Locate all lines in the data below that hold "ylabel" and show them.

═════ Task inputs

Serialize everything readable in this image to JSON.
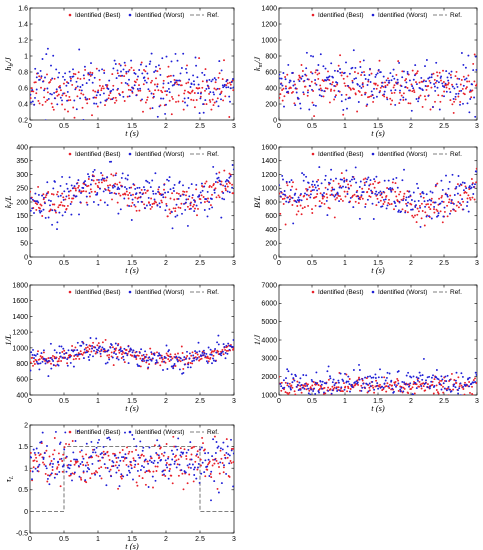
{
  "colors": {
    "best": "#e8202a",
    "worst": "#1f1fd6",
    "ref": "#555555"
  },
  "chart_data": [
    {
      "type": "scatter",
      "ylabel": "h_b/J",
      "xlabel": "t (s)",
      "xlim": [
        0,
        3
      ],
      "ylim": [
        0.2,
        1.6
      ],
      "xticks": [
        "0",
        "0.5",
        "1",
        "1.5",
        "2",
        "2.5",
        "3"
      ],
      "yticks": [
        "0.2",
        "0.4",
        "0.6",
        "0.8",
        "1",
        "1.2",
        "1.4",
        "1.6"
      ],
      "legend_position": "top-right",
      "series": [
        {
          "name": "Identified (Best)",
          "trend": [
            [
              0,
              0.62
            ],
            [
              0.5,
              0.56
            ],
            [
              1,
              0.58
            ],
            [
              1.5,
              0.62
            ],
            [
              2,
              0.6
            ],
            [
              2.5,
              0.57
            ],
            [
              3,
              0.58
            ]
          ],
          "spread": 0.14
        },
        {
          "name": "Identified (Worst)",
          "trend": [
            [
              0,
              0.66
            ],
            [
              0.5,
              0.6
            ],
            [
              1,
              0.62
            ],
            [
              1.5,
              0.68
            ],
            [
              2,
              0.64
            ],
            [
              2.5,
              0.6
            ],
            [
              3,
              0.62
            ]
          ],
          "spread": 0.17
        },
        {
          "name": "Ref.",
          "points": []
        }
      ]
    },
    {
      "type": "scatter",
      "ylabel": "k_m/J",
      "xlabel": "t (s)",
      "xlim": [
        0,
        3
      ],
      "ylim": [
        0,
        1400
      ],
      "xticks": [
        "0",
        "0.5",
        "1",
        "1.5",
        "2",
        "2.5",
        "3"
      ],
      "yticks": [
        "0",
        "200",
        "400",
        "600",
        "800",
        "1000",
        "1200",
        "1400"
      ],
      "legend_position": "top-right",
      "series": [
        {
          "name": "Identified (Best)",
          "trend": [
            [
              0,
              400
            ],
            [
              0.5,
              420
            ],
            [
              1,
              410
            ],
            [
              1.5,
              430
            ],
            [
              2,
              400
            ],
            [
              2.5,
              400
            ],
            [
              3,
              410
            ]
          ],
          "spread": 130
        },
        {
          "name": "Identified (Worst)",
          "trend": [
            [
              0,
              440
            ],
            [
              0.5,
              470
            ],
            [
              1,
              460
            ],
            [
              1.5,
              480
            ],
            [
              2,
              450
            ],
            [
              2.5,
              450
            ],
            [
              3,
              460
            ]
          ],
          "spread": 160
        },
        {
          "name": "Ref.",
          "points": []
        }
      ]
    },
    {
      "type": "scatter",
      "ylabel": "k_t/L",
      "xlabel": "t (s)",
      "xlim": [
        0,
        3
      ],
      "ylim": [
        0,
        400
      ],
      "xticks": [
        "0",
        "0.5",
        "1",
        "1.5",
        "2",
        "2.5",
        "3"
      ],
      "yticks": [
        "0",
        "50",
        "100",
        "150",
        "200",
        "250",
        "300",
        "350",
        "400"
      ],
      "legend_position": "top-right",
      "series": [
        {
          "name": "Identified (Best)",
          "trend": [
            [
              0,
              205
            ],
            [
              0.5,
              198
            ],
            [
              0.8,
              230
            ],
            [
              1,
              260
            ],
            [
              1.3,
              240
            ],
            [
              1.6,
              210
            ],
            [
              2,
              205
            ],
            [
              2.4,
              195
            ],
            [
              2.7,
              235
            ],
            [
              3,
              265
            ]
          ],
          "spread": 28
        },
        {
          "name": "Identified (Worst)",
          "trend": [
            [
              0,
              210
            ],
            [
              0.5,
              205
            ],
            [
              0.8,
              240
            ],
            [
              1,
              275
            ],
            [
              1.3,
              250
            ],
            [
              1.6,
              220
            ],
            [
              2,
              212
            ],
            [
              2.4,
              200
            ],
            [
              2.7,
              245
            ],
            [
              3,
              275
            ]
          ],
          "spread": 40
        },
        {
          "name": "Ref.",
          "points": []
        }
      ]
    },
    {
      "type": "scatter",
      "ylabel": "B/L",
      "xlabel": "t (s)",
      "xlim": [
        0,
        3
      ],
      "ylim": [
        0,
        1600
      ],
      "xticks": [
        "0",
        "0.5",
        "1",
        "1.5",
        "2",
        "2.5",
        "3"
      ],
      "yticks": [
        "0",
        "200",
        "400",
        "600",
        "800",
        "1000",
        "1200",
        "1400",
        "1600"
      ],
      "legend_position": "top-right",
      "series": [
        {
          "name": "Identified (Best)",
          "trend": [
            [
              0,
              870
            ],
            [
              0.5,
              880
            ],
            [
              1,
              950
            ],
            [
              1.5,
              900
            ],
            [
              2,
              780
            ],
            [
              2.3,
              720
            ],
            [
              2.6,
              830
            ],
            [
              3,
              960
            ]
          ],
          "spread": 120
        },
        {
          "name": "Identified (Worst)",
          "trend": [
            [
              0,
              900
            ],
            [
              0.5,
              920
            ],
            [
              1,
              990
            ],
            [
              1.5,
              940
            ],
            [
              2,
              820
            ],
            [
              2.3,
              760
            ],
            [
              2.6,
              880
            ],
            [
              3,
              1000
            ]
          ],
          "spread": 170
        },
        {
          "name": "Ref.",
          "points": []
        }
      ]
    },
    {
      "type": "scatter",
      "ylabel": "1/L",
      "xlabel": "t (s)",
      "xlim": [
        0,
        3
      ],
      "ylim": [
        400,
        1800
      ],
      "xticks": [
        "0",
        "0.5",
        "1",
        "1.5",
        "2",
        "2.5",
        "3"
      ],
      "yticks": [
        "400",
        "600",
        "800",
        "1000",
        "1200",
        "1400",
        "1600",
        "1800"
      ],
      "legend_position": "top-right",
      "series": [
        {
          "name": "Identified (Best)",
          "trend": [
            [
              0,
              830
            ],
            [
              0.5,
              880
            ],
            [
              1,
              980
            ],
            [
              1.4,
              920
            ],
            [
              1.8,
              840
            ],
            [
              2.2,
              840
            ],
            [
              2.6,
              900
            ],
            [
              3,
              990
            ]
          ],
          "spread": 55
        },
        {
          "name": "Identified (Worst)",
          "trend": [
            [
              0,
              840
            ],
            [
              0.5,
              900
            ],
            [
              1,
              1000
            ],
            [
              1.4,
              940
            ],
            [
              1.8,
              860
            ],
            [
              2.2,
              850
            ],
            [
              2.6,
              920
            ],
            [
              3,
              1010
            ]
          ],
          "spread": 70
        },
        {
          "name": "Ref.",
          "points": []
        }
      ]
    },
    {
      "type": "scatter",
      "ylabel": "1/J",
      "xlabel": "t (s)",
      "xlim": [
        0,
        3
      ],
      "ylim": [
        1000,
        7000
      ],
      "xticks": [
        "0",
        "0.5",
        "1",
        "1.5",
        "2",
        "2.5",
        "3"
      ],
      "yticks": [
        "1000",
        "2000",
        "3000",
        "4000",
        "5000",
        "6000",
        "7000"
      ],
      "legend_position": "top-right",
      "series": [
        {
          "name": "Identified (Best)",
          "trend": [
            [
              0,
              1450
            ],
            [
              1,
              1500
            ],
            [
              2,
              1480
            ],
            [
              3,
              1460
            ]
          ],
          "spread": 260
        },
        {
          "name": "Identified (Worst)",
          "trend": [
            [
              0,
              1600
            ],
            [
              1,
              1650
            ],
            [
              2,
              1620
            ],
            [
              3,
              1600
            ]
          ],
          "spread": 380
        },
        {
          "name": "Ref.",
          "points": []
        }
      ]
    },
    {
      "type": "scatter",
      "ylabel": "τ_L",
      "xlabel": "t (s)",
      "xlim": [
        0,
        3
      ],
      "ylim": [
        -0.5,
        2
      ],
      "xticks": [
        "0",
        "0.5",
        "1",
        "1.5",
        "2",
        "2.5",
        "3"
      ],
      "yticks": [
        "-0.5",
        "0",
        "0.5",
        "1",
        "1.5",
        "2"
      ],
      "legend_position": "top-right",
      "series": [
        {
          "name": "Identified (Best)",
          "trend": [
            [
              0,
              1.15
            ],
            [
              1,
              1.1
            ],
            [
              2,
              1.1
            ],
            [
              3,
              1.15
            ]
          ],
          "spread": 0.25
        },
        {
          "name": "Identified (Worst)",
          "trend": [
            [
              0,
              1.2
            ],
            [
              1,
              1.15
            ],
            [
              2,
              1.15
            ],
            [
              3,
              1.2
            ]
          ],
          "spread": 0.3
        },
        {
          "name": "Ref.",
          "points": [
            [
              0,
              0
            ],
            [
              0.5,
              0
            ],
            [
              0.5,
              1.5
            ],
            [
              2.5,
              1.5
            ],
            [
              2.5,
              0
            ],
            [
              3,
              0
            ]
          ]
        }
      ]
    }
  ]
}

══════════

• [Solution]
      "ylabel": "h_b/J",
      "ylabel": "k_m/J",
      "ylabel": "k_t/L",
      "ylabel": "B/L",
      "ylabel": "1/L",
      "ylabel": "1/J",
      "ylabel": "τ_L",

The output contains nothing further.